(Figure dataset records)

• • • •

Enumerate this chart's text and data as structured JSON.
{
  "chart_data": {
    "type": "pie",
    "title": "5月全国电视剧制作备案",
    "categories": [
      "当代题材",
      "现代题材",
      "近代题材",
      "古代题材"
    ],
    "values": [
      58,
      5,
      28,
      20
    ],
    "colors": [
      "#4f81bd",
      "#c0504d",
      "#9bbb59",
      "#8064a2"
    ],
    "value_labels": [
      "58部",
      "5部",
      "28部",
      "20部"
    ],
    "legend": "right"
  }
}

• • • •

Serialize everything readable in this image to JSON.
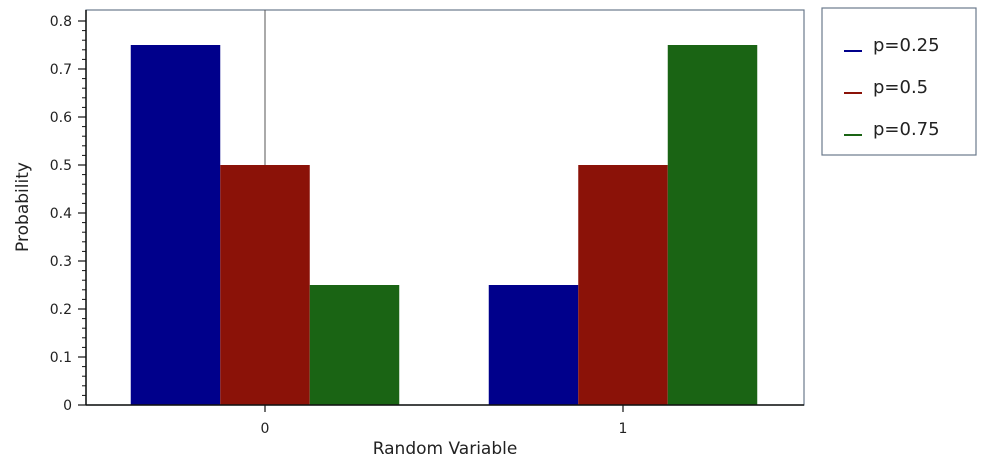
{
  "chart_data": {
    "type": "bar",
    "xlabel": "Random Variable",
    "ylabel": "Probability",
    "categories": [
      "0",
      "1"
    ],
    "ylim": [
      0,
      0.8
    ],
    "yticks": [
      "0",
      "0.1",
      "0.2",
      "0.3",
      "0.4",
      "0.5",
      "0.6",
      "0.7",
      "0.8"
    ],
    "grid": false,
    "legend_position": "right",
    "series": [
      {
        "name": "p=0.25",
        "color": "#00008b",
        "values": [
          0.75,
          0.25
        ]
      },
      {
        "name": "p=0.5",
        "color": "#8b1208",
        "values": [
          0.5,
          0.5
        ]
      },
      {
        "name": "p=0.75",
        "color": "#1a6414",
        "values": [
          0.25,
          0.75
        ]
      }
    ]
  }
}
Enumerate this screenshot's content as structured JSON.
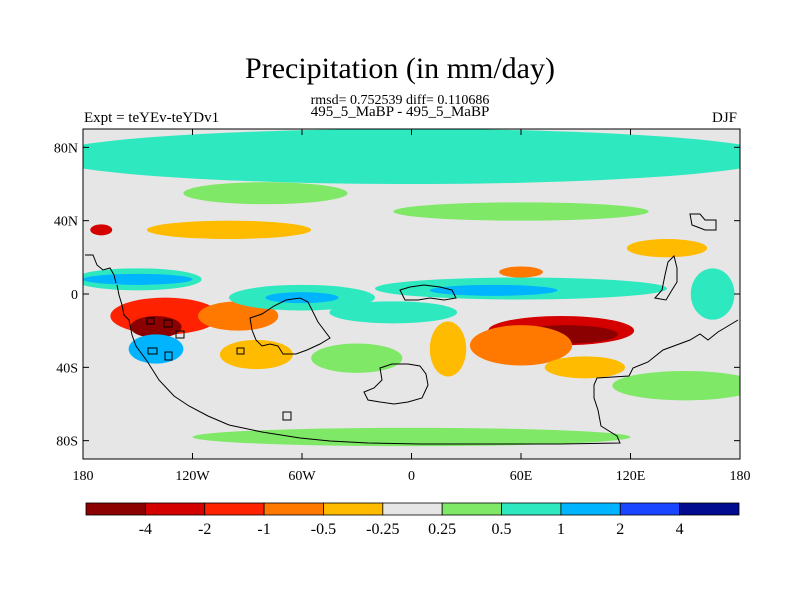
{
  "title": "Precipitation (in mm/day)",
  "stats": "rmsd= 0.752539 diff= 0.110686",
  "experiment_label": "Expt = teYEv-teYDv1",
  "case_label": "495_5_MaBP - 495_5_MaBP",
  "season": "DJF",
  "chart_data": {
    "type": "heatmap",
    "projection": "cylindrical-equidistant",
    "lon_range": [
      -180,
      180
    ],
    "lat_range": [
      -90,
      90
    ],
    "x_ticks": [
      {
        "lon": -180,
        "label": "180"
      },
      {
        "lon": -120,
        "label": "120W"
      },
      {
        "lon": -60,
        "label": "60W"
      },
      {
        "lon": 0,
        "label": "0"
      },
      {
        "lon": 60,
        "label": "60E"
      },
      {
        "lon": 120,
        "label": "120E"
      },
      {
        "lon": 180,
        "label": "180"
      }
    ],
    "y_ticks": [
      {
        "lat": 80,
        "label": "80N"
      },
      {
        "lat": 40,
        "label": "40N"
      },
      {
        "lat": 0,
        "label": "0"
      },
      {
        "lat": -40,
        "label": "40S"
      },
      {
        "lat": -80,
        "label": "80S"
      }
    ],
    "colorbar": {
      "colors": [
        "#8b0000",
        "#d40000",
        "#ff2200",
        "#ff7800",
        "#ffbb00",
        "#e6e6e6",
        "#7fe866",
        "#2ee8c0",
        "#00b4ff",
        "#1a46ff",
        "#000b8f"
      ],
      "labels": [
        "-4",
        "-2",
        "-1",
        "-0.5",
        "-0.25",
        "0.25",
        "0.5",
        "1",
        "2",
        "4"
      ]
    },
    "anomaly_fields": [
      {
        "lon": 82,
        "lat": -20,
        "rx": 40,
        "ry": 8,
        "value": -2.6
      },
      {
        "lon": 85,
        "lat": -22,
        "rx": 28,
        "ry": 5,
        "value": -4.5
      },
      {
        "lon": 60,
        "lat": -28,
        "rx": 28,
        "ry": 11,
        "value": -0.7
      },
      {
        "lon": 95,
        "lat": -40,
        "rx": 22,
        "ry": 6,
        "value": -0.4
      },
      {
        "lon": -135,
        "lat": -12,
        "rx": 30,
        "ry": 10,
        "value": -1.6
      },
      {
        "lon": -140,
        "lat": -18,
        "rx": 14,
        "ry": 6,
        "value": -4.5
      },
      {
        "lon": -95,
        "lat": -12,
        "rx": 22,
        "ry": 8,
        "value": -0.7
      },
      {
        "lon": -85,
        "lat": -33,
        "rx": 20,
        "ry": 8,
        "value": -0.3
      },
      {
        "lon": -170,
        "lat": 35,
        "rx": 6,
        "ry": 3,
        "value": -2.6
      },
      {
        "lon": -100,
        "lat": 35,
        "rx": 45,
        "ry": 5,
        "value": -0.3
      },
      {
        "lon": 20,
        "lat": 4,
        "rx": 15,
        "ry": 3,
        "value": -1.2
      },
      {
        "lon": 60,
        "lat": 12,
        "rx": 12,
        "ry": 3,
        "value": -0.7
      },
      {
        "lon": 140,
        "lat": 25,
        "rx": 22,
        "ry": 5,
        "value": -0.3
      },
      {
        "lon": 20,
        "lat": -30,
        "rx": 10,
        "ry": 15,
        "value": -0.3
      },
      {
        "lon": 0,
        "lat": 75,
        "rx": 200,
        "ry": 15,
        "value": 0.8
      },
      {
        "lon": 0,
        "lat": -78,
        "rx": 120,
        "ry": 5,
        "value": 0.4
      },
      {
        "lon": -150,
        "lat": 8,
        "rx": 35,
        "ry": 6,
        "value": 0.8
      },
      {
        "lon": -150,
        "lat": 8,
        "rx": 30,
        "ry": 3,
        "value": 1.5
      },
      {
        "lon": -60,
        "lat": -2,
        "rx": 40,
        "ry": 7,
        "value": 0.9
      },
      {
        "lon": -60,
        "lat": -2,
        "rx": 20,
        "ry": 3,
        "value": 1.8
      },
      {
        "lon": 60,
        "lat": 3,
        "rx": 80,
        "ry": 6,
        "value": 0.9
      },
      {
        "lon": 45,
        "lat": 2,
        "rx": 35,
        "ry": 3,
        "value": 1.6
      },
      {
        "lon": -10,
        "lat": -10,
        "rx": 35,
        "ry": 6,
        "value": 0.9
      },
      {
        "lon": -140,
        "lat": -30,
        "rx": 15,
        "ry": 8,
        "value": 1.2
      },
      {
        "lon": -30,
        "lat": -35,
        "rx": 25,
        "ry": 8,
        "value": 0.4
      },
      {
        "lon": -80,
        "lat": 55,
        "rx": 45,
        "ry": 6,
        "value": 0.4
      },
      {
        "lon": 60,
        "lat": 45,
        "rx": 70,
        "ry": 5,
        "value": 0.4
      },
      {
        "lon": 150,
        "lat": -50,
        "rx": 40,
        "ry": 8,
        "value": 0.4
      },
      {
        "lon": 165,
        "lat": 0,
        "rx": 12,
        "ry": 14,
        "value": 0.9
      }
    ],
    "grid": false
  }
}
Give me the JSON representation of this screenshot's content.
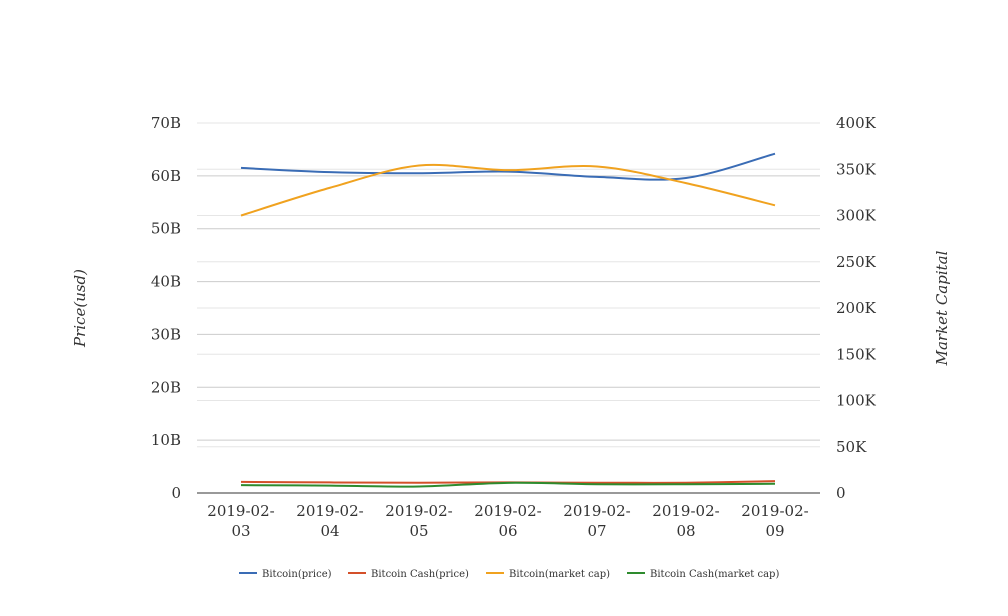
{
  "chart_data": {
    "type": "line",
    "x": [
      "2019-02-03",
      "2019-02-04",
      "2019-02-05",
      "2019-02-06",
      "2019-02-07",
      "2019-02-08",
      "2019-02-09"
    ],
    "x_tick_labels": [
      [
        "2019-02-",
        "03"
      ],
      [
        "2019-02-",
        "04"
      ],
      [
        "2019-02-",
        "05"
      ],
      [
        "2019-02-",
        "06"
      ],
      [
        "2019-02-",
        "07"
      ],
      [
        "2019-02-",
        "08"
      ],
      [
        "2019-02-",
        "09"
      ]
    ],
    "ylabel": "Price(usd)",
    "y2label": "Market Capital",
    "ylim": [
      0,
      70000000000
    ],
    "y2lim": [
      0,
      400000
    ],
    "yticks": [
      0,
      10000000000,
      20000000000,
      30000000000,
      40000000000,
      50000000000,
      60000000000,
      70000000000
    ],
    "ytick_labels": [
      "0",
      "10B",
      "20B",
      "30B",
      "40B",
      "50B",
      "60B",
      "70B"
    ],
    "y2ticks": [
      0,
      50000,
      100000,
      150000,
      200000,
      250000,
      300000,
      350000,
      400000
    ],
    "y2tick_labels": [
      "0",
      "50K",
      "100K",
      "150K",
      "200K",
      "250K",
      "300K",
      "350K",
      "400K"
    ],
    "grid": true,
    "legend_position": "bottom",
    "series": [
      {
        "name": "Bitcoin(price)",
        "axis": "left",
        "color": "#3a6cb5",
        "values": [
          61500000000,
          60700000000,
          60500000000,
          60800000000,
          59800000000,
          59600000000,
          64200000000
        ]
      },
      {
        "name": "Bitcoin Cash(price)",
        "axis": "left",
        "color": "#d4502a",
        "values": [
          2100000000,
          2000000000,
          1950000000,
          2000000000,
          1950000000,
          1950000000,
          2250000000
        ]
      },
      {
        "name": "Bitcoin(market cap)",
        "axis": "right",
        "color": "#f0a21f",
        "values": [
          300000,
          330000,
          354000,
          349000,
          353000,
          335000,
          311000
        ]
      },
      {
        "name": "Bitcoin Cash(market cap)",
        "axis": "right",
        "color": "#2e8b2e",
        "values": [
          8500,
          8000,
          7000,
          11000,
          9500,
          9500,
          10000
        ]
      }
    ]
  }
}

• • • •

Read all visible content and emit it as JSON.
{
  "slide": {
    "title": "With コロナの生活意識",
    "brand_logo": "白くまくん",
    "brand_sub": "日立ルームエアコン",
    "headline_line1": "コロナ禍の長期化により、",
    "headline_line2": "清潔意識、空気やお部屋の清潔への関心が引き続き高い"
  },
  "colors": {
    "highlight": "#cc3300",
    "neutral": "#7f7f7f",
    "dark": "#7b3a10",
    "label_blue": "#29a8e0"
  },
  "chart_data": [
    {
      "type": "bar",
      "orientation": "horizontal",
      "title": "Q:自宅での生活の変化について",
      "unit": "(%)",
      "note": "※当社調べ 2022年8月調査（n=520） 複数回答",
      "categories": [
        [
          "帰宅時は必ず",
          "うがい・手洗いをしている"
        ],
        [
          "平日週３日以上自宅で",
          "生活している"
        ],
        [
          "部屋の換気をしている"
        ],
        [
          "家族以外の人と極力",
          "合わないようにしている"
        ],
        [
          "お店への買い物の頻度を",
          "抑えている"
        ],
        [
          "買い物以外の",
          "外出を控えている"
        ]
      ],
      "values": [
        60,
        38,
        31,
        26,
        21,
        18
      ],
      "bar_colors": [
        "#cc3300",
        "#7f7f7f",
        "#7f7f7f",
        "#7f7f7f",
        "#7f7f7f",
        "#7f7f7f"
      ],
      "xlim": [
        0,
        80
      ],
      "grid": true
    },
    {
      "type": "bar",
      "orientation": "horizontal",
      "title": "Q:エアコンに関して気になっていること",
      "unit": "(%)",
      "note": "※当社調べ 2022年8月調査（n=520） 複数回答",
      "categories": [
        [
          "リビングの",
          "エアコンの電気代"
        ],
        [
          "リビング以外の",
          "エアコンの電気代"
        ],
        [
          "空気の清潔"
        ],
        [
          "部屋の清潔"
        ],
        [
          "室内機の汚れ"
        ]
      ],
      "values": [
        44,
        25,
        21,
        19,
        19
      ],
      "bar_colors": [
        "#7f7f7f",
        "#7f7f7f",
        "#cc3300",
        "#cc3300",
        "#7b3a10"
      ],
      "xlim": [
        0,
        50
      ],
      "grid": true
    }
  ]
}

• • • •

◆ **The request**: Check every line of the listing for the string "screenshot" and report how many lines have it, as a number alone.

◆ **Response to the exercise**: 2